Problem description — Among the lines of the material, copy those that hold the string "Unknown".

++++++++

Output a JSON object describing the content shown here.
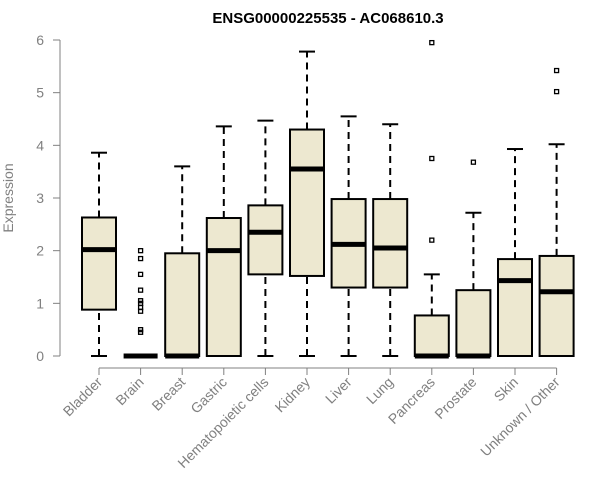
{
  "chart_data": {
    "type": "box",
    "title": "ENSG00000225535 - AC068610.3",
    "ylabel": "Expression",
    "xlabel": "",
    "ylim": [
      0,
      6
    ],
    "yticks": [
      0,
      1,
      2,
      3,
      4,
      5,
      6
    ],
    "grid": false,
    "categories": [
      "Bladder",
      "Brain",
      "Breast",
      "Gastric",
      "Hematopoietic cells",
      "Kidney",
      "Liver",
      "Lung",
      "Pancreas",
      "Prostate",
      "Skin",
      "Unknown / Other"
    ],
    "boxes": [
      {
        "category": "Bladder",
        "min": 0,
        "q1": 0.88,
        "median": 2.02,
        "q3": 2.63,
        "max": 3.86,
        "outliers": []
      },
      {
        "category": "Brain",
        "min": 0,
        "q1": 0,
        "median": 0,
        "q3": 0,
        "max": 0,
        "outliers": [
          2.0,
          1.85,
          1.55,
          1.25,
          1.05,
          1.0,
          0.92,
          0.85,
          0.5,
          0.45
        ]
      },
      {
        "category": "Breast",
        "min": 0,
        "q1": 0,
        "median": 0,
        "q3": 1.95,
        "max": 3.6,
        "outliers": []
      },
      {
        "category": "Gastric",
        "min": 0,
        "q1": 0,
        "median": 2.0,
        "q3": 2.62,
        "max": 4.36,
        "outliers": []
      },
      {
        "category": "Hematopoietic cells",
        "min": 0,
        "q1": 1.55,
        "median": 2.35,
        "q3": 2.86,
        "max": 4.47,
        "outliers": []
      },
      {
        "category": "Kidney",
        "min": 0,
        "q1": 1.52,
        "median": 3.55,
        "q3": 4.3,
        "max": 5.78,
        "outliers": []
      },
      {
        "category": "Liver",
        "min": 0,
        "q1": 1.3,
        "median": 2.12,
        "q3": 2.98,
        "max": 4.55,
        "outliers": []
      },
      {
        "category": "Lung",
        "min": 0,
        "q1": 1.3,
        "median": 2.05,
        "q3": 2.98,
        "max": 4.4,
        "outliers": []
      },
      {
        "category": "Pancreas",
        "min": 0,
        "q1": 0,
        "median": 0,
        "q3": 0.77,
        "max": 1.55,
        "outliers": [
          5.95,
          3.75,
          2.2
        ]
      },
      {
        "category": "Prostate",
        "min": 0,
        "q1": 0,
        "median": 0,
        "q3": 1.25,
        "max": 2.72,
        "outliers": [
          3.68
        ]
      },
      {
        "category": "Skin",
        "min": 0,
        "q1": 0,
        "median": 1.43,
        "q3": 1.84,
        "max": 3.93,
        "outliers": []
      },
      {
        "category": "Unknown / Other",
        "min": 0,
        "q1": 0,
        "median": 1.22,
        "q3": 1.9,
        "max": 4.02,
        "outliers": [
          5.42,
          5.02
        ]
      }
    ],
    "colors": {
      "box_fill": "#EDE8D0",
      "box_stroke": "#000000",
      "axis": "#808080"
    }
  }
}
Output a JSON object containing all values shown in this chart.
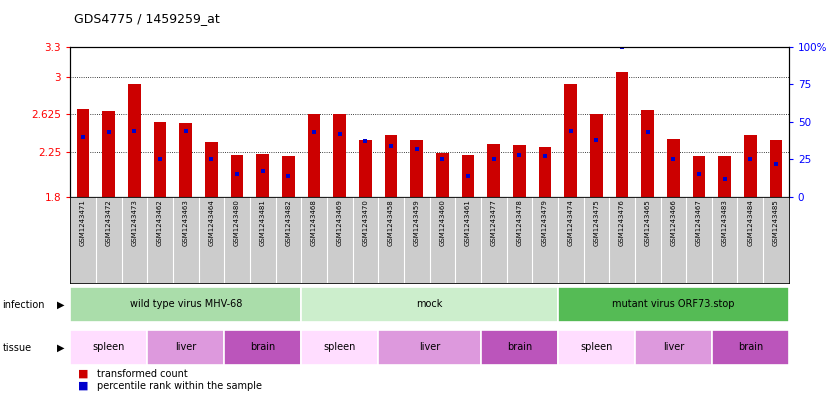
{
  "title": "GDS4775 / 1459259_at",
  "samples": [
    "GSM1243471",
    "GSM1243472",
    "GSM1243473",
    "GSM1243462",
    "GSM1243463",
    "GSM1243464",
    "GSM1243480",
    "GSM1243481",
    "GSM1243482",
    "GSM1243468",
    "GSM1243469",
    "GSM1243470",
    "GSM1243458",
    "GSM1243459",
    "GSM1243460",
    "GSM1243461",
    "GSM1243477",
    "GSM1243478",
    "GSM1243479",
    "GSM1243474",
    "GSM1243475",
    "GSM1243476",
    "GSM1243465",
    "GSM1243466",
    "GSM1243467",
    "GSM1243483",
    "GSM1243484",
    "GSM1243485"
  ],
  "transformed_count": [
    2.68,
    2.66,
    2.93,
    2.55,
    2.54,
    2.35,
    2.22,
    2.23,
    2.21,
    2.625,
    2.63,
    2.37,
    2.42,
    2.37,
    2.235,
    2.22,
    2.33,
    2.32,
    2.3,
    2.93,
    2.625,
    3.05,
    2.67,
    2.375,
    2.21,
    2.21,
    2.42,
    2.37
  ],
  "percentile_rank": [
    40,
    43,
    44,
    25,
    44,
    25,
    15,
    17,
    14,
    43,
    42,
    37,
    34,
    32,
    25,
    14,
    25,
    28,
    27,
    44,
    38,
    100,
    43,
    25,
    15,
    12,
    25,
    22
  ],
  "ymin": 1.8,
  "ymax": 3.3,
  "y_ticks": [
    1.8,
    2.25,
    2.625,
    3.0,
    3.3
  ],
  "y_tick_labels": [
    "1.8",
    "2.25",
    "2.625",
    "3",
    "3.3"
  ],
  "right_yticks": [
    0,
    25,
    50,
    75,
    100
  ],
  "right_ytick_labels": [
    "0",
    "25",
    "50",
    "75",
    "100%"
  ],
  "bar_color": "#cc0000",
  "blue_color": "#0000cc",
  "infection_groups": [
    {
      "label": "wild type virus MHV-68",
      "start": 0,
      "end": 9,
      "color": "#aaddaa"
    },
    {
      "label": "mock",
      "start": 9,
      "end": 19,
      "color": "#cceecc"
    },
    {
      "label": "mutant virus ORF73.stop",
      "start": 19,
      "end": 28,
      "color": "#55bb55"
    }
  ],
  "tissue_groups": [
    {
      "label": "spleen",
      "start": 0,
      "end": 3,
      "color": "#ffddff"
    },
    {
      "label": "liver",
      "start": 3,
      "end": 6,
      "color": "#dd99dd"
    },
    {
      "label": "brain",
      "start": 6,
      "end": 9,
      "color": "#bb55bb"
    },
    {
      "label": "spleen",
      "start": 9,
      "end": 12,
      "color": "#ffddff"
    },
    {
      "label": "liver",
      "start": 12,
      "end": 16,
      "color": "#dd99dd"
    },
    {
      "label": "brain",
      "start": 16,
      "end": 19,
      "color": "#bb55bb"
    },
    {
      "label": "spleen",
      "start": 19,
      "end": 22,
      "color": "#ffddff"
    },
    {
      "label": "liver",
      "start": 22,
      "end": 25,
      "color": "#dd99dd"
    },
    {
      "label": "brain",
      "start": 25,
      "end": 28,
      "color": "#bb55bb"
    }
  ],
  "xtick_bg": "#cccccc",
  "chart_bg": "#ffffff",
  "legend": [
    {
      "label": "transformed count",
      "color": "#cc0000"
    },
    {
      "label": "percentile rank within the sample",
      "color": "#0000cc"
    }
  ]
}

++++++++

Answer for the task —
      "Unknown / Other"
        "category": "Unknown / Other",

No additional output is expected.